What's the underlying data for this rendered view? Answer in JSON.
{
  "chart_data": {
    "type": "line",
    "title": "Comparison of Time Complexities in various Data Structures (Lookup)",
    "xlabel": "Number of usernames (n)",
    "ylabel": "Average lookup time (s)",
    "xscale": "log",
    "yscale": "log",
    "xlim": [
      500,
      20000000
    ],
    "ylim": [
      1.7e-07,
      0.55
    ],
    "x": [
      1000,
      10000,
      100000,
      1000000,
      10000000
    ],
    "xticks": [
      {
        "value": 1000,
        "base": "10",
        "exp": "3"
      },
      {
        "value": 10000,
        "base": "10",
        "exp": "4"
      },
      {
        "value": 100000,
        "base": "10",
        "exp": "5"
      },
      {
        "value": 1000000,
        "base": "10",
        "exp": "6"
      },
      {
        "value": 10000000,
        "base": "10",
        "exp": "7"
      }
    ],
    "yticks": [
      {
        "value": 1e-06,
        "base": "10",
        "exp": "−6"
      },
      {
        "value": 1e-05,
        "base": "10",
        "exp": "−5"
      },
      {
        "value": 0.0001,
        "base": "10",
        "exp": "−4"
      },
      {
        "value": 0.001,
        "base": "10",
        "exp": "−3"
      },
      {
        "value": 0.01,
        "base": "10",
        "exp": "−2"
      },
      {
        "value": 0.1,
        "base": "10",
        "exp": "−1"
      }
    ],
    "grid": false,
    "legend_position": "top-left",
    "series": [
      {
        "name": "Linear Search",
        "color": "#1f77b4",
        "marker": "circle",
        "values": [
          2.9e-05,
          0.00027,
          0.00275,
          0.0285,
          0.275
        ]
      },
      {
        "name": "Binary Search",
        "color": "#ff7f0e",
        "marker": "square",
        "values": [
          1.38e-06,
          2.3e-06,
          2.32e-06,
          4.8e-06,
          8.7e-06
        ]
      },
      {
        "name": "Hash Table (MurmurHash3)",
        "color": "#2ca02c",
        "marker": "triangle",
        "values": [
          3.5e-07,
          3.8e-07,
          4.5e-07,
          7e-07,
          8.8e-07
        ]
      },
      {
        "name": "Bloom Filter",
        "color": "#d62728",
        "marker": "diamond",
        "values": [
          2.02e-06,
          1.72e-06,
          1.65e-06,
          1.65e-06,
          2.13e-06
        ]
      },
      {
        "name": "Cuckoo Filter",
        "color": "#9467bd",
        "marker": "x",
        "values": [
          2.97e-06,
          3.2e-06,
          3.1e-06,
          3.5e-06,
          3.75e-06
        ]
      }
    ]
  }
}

•••

• CHALLENGE
Return the full listing, character for character.

• WORKED SOLUTION
What's the underlying data for this rendered view? Answer in JSON.
{
  "chart_data": {
    "type": "line",
    "title": "Comparison of Time Complexities in various Data Structures (Lookup)",
    "xlabel": "Number of usernames (n)",
    "ylabel": "Average lookup time (s)",
    "xscale": "log",
    "yscale": "log",
    "xlim": [
      500,
      20000000
    ],
    "ylim": [
      1.7e-07,
      0.55
    ],
    "x": [
      1000,
      10000,
      100000,
      1000000,
      10000000
    ],
    "xticks": [
      {
        "value": 1000,
        "base": "10",
        "exp": "3"
      },
      {
        "value": 10000,
        "base": "10",
        "exp": "4"
      },
      {
        "value": 100000,
        "base": "10",
        "exp": "5"
      },
      {
        "value": 1000000,
        "base": "10",
        "exp": "6"
      },
      {
        "value": 10000000,
        "base": "10",
        "exp": "7"
      }
    ],
    "yticks": [
      {
        "value": 1e-06,
        "base": "10",
        "exp": "−6"
      },
      {
        "value": 1e-05,
        "base": "10",
        "exp": "−5"
      },
      {
        "value": 0.0001,
        "base": "10",
        "exp": "−4"
      },
      {
        "value": 0.001,
        "base": "10",
        "exp": "−3"
      },
      {
        "value": 0.01,
        "base": "10",
        "exp": "−2"
      },
      {
        "value": 0.1,
        "base": "10",
        "exp": "−1"
      }
    ],
    "grid": false,
    "legend_position": "top-left",
    "series": [
      {
        "name": "Linear Search",
        "color": "#1f77b4",
        "marker": "circle",
        "values": [
          2.9e-05,
          0.00027,
          0.00275,
          0.0285,
          0.275
        ]
      },
      {
        "name": "Binary Search",
        "color": "#ff7f0e",
        "marker": "square",
        "values": [
          1.38e-06,
          2.3e-06,
          2.32e-06,
          4.8e-06,
          8.7e-06
        ]
      },
      {
        "name": "Hash Table (MurmurHash3)",
        "color": "#2ca02c",
        "marker": "triangle",
        "values": [
          3.5e-07,
          3.8e-07,
          4.5e-07,
          7e-07,
          8.8e-07
        ]
      },
      {
        "name": "Bloom Filter",
        "color": "#d62728",
        "marker": "diamond",
        "values": [
          2.02e-06,
          1.72e-06,
          1.65e-06,
          1.65e-06,
          2.13e-06
        ]
      },
      {
        "name": "Cuckoo Filter",
        "color": "#9467bd",
        "marker": "x",
        "values": [
          2.97e-06,
          3.2e-06,
          3.1e-06,
          3.5e-06,
          3.75e-06
        ]
      }
    ]
  }
}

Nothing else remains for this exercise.